**GIVEN REQUEST**
Collect each line of the entries that holds the string "screenshot".

[Start EXTRACTED DATA]

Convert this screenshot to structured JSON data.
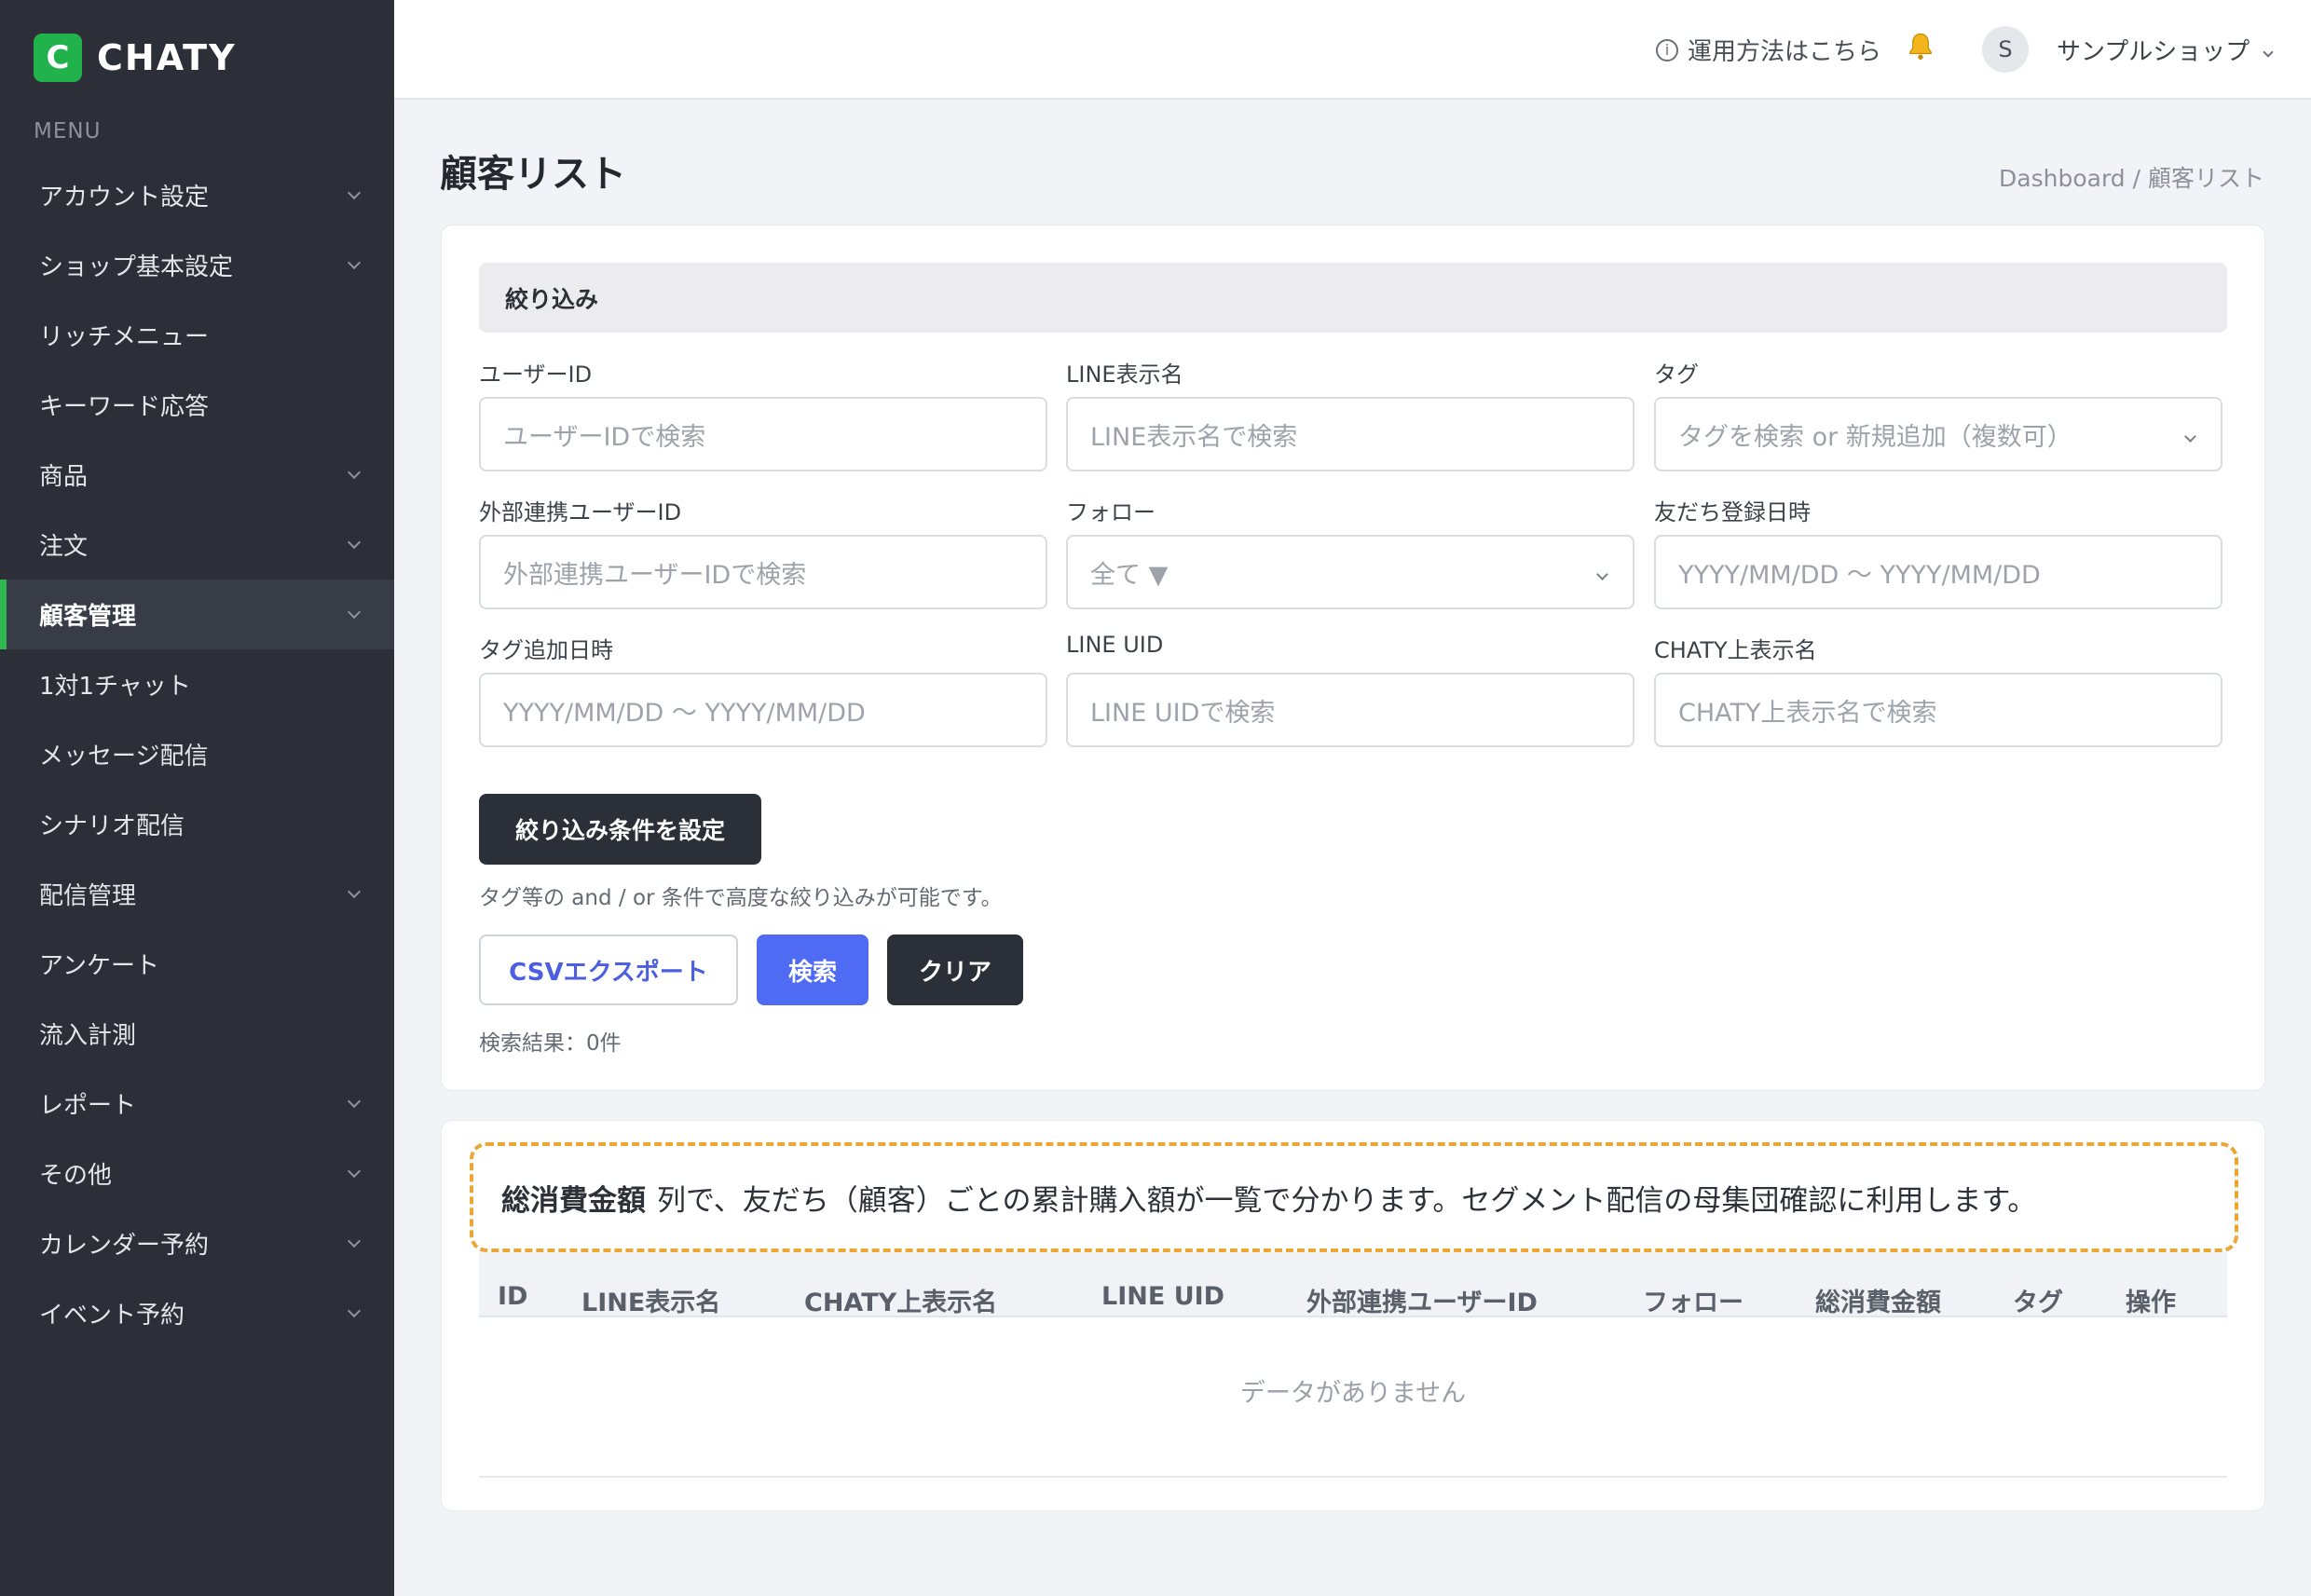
{
  "brand": {
    "logo_letter": "C",
    "name": "CHATY",
    "color": "#22b24c"
  },
  "sidebar": {
    "menu_label": "MENU",
    "items": [
      {
        "label": "アカウント設定",
        "chevron": true
      },
      {
        "label": "ショップ基本設定",
        "chevron": true
      },
      {
        "label": "リッチメニュー",
        "chevron": false
      },
      {
        "label": "キーワード応答",
        "chevron": false
      },
      {
        "label": "商品",
        "chevron": true
      },
      {
        "label": "注文",
        "chevron": true
      },
      {
        "label": "顧客管理",
        "chevron": true,
        "active": true
      },
      {
        "label": "1対1チャット",
        "chevron": false
      },
      {
        "label": "メッセージ配信",
        "chevron": false
      },
      {
        "label": "シナリオ配信",
        "chevron": false
      },
      {
        "label": "配信管理",
        "chevron": true
      },
      {
        "label": "アンケート",
        "chevron": false
      },
      {
        "label": "流入計測",
        "chevron": false
      },
      {
        "label": "レポート",
        "chevron": true
      },
      {
        "label": "その他",
        "chevron": true
      },
      {
        "label": "カレンダー予約",
        "chevron": true
      },
      {
        "label": "イベント予約",
        "chevron": true
      }
    ]
  },
  "topbar": {
    "help_icon": "i",
    "help_label": "運用方法はこちら",
    "avatar_initial": "S",
    "shop_name": "サンプルショップ"
  },
  "page": {
    "title": "顧客リスト",
    "breadcrumb": "Dashboard / 顧客リスト"
  },
  "filter": {
    "header": "絞り込み",
    "fields": [
      {
        "label": "ユーザーID",
        "placeholder": "ユーザーIDで検索",
        "select": false
      },
      {
        "label": "LINE表示名",
        "placeholder": "LINE表示名で検索",
        "select": false
      },
      {
        "label": "タグ",
        "placeholder": "タグを検索 or 新規追加（複数可）",
        "select": true
      },
      {
        "label": "外部連携ユーザーID",
        "placeholder": "外部連携ユーザーIDで検索",
        "select": false
      },
      {
        "label": "フォロー",
        "placeholder": "全て ▼",
        "select": true
      },
      {
        "label": "友だち登録日時",
        "placeholder": "YYYY/MM/DD 〜 YYYY/MM/DD",
        "select": false
      },
      {
        "label": "タグ追加日時",
        "placeholder": "YYYY/MM/DD 〜 YYYY/MM/DD",
        "select": false
      },
      {
        "label": "LINE UID",
        "placeholder": "LINE UIDで検索",
        "select": false
      },
      {
        "label": "CHATY上表示名",
        "placeholder": "CHATY上表示名で検索",
        "select": false
      }
    ],
    "condition_button": "絞り込み条件を設定",
    "condition_note": "タグ等の and / or 条件で高度な絞り込みが可能です。",
    "csv_button": "CSVエクスポート",
    "search_button": "検索",
    "clear_button": "クリア",
    "result_count": "検索結果：0件"
  },
  "callout": {
    "bold": "総消費金額",
    "text": "列で、友だち（顧客）ごとの累計購入額が一覧で分かります。セグメント配信の母集団確認に利用します。",
    "border_color": "#eba634"
  },
  "table": {
    "columns": [
      "ID",
      "LINE表示名",
      "CHATY上表示名",
      "LINE UID",
      "外部連携ユーザーID",
      "フォロー",
      "総消費金額",
      "タグ",
      "操作"
    ],
    "empty": "データがありません"
  }
}
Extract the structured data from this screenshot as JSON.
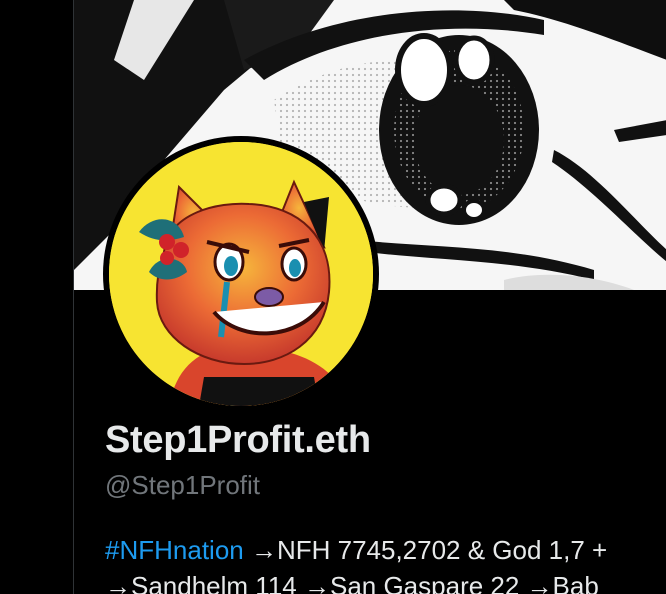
{
  "profile": {
    "display_name": "Step1Profit.eth",
    "handle": "@Step1Profit",
    "bio": {
      "hashtag": "#NFHnation",
      "line1_rest": " →NFH 7745,2702 & God 1,7 +",
      "line2": "→Sandhelm 114 →San Gaspare 22 →Bab"
    }
  },
  "colors": {
    "background": "#000000",
    "name_text": "#e7e9ea",
    "handle_text": "#71767b",
    "hashtag": "#1d9bf0",
    "avatar_bg": "#f7e431"
  },
  "icons": {
    "banner": "manga-eye-banner",
    "avatar": "fox-character-avatar"
  }
}
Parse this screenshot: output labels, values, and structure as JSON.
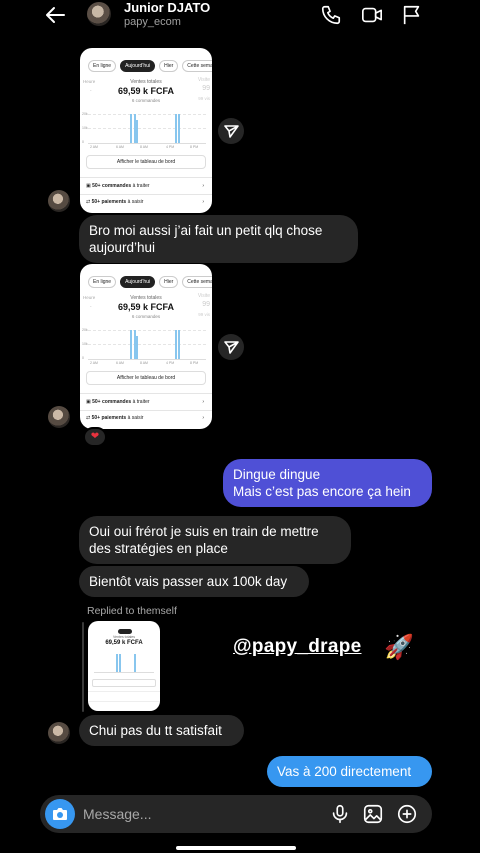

[End EXTRACTED DATA]

**EXERCISE ANSWER**
Convert this screenshot to structured JSON data.
Extract the structured data from this screenshot as JSON.
Parse this screenshot: output labels, values, and structure as JSON.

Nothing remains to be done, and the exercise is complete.